== DATASET RECORDS ==

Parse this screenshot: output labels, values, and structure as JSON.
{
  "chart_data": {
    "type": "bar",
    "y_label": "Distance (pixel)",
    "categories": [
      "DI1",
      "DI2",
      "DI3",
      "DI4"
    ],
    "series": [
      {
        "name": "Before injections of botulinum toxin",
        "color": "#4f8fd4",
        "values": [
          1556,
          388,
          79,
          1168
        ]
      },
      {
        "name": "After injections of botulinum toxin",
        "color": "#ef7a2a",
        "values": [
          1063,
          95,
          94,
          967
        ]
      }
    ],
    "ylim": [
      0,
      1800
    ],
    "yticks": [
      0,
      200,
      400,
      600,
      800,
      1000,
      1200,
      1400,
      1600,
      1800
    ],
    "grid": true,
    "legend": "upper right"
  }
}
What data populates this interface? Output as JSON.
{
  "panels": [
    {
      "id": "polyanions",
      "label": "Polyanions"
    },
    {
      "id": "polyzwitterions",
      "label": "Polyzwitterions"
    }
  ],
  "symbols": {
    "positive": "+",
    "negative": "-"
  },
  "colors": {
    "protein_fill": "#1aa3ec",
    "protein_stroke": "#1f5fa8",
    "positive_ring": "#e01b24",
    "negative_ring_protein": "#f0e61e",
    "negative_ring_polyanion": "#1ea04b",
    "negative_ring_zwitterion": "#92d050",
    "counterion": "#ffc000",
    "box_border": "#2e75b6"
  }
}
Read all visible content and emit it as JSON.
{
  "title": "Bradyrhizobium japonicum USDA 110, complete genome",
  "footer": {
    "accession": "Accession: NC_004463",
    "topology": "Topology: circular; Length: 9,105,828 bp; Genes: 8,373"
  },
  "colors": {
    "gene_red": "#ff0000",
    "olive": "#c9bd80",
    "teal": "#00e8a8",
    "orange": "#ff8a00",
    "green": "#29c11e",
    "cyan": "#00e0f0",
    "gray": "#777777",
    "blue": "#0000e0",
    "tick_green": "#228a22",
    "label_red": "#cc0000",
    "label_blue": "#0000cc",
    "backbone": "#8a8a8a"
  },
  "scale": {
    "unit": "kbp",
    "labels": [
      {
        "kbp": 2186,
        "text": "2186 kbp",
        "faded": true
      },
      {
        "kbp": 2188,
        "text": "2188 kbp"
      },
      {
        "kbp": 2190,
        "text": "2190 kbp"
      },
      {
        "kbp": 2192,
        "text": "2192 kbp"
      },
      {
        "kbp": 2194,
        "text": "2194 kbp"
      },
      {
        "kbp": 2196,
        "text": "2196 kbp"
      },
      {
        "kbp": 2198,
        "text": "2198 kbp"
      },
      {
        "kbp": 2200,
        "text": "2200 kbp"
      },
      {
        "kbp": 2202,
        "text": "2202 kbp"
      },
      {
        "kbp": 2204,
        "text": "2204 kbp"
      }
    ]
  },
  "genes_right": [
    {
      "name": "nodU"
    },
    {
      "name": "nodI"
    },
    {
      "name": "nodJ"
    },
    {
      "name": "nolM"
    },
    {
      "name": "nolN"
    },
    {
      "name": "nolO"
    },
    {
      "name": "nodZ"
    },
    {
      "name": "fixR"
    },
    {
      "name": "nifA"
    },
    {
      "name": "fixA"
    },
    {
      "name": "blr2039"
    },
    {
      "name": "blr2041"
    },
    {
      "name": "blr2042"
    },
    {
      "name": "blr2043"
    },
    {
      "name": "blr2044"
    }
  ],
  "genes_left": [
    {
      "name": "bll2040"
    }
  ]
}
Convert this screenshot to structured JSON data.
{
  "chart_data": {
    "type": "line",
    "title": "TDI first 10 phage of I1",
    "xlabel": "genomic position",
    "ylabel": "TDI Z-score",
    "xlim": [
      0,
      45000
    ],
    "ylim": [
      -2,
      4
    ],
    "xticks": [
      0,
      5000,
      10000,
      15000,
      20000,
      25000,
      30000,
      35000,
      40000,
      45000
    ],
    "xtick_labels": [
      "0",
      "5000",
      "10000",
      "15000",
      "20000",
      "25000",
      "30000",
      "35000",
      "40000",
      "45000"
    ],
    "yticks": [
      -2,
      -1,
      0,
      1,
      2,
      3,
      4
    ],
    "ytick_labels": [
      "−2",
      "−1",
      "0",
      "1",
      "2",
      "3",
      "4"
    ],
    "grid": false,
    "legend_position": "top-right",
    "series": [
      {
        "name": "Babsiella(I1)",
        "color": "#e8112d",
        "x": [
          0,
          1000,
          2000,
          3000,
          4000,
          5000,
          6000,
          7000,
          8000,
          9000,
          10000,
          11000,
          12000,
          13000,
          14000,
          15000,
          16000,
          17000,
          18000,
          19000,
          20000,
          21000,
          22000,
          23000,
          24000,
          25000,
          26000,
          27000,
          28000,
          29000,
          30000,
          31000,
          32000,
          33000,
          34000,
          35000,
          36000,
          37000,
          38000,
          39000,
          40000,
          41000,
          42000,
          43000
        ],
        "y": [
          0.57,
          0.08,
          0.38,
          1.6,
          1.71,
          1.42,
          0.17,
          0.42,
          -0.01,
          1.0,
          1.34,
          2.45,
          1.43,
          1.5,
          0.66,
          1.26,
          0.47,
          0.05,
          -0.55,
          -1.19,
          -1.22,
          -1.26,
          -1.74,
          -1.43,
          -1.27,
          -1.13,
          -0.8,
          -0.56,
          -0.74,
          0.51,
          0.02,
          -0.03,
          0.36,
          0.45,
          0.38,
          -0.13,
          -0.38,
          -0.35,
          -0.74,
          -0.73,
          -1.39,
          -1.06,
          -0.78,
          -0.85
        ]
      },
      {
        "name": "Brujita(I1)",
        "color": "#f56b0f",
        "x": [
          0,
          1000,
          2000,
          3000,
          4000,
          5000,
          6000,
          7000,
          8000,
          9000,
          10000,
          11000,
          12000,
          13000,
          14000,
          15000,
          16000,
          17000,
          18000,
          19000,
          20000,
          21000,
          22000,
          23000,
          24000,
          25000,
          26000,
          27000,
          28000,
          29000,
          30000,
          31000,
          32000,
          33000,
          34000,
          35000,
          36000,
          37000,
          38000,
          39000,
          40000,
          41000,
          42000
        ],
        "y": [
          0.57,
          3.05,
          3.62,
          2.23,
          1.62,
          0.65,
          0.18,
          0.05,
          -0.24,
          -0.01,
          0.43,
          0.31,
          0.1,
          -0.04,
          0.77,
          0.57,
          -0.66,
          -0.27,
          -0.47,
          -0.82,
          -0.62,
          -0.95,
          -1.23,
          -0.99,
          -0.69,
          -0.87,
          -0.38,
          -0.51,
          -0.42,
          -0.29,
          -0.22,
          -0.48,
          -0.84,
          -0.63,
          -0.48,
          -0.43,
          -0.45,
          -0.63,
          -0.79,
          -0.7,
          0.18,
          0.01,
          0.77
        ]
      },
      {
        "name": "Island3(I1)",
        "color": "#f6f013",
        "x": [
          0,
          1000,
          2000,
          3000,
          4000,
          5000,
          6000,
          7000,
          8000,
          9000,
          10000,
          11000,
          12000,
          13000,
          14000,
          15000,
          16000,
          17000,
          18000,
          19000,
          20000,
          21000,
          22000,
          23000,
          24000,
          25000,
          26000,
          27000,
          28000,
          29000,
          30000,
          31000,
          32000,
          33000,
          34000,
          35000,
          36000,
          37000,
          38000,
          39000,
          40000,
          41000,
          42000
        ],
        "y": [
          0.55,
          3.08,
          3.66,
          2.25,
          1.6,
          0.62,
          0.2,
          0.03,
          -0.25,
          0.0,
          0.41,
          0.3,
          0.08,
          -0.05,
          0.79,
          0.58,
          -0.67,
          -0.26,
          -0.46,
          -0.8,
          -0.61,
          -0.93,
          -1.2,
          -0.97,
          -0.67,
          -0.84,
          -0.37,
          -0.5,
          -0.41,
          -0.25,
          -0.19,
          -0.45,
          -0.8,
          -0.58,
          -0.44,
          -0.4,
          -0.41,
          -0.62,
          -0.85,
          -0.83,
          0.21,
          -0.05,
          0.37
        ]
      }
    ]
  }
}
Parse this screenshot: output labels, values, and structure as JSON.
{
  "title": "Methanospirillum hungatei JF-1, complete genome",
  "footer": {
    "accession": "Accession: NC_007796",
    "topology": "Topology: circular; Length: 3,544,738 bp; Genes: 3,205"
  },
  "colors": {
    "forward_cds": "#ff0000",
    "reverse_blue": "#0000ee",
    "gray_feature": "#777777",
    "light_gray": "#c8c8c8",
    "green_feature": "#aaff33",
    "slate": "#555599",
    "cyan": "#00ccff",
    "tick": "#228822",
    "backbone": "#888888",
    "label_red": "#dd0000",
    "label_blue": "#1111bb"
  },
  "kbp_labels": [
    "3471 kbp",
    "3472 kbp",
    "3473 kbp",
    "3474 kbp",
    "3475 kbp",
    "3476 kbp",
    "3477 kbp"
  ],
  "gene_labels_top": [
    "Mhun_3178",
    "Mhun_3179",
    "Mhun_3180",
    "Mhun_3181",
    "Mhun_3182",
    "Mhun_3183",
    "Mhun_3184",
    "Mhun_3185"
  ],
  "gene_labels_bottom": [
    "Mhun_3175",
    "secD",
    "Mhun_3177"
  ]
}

===

◆ **THE PROBLEM**
Going through the records above, count the lines that hold "accession" and answer with the count alone.

◆ **ANSWER BELOW**
2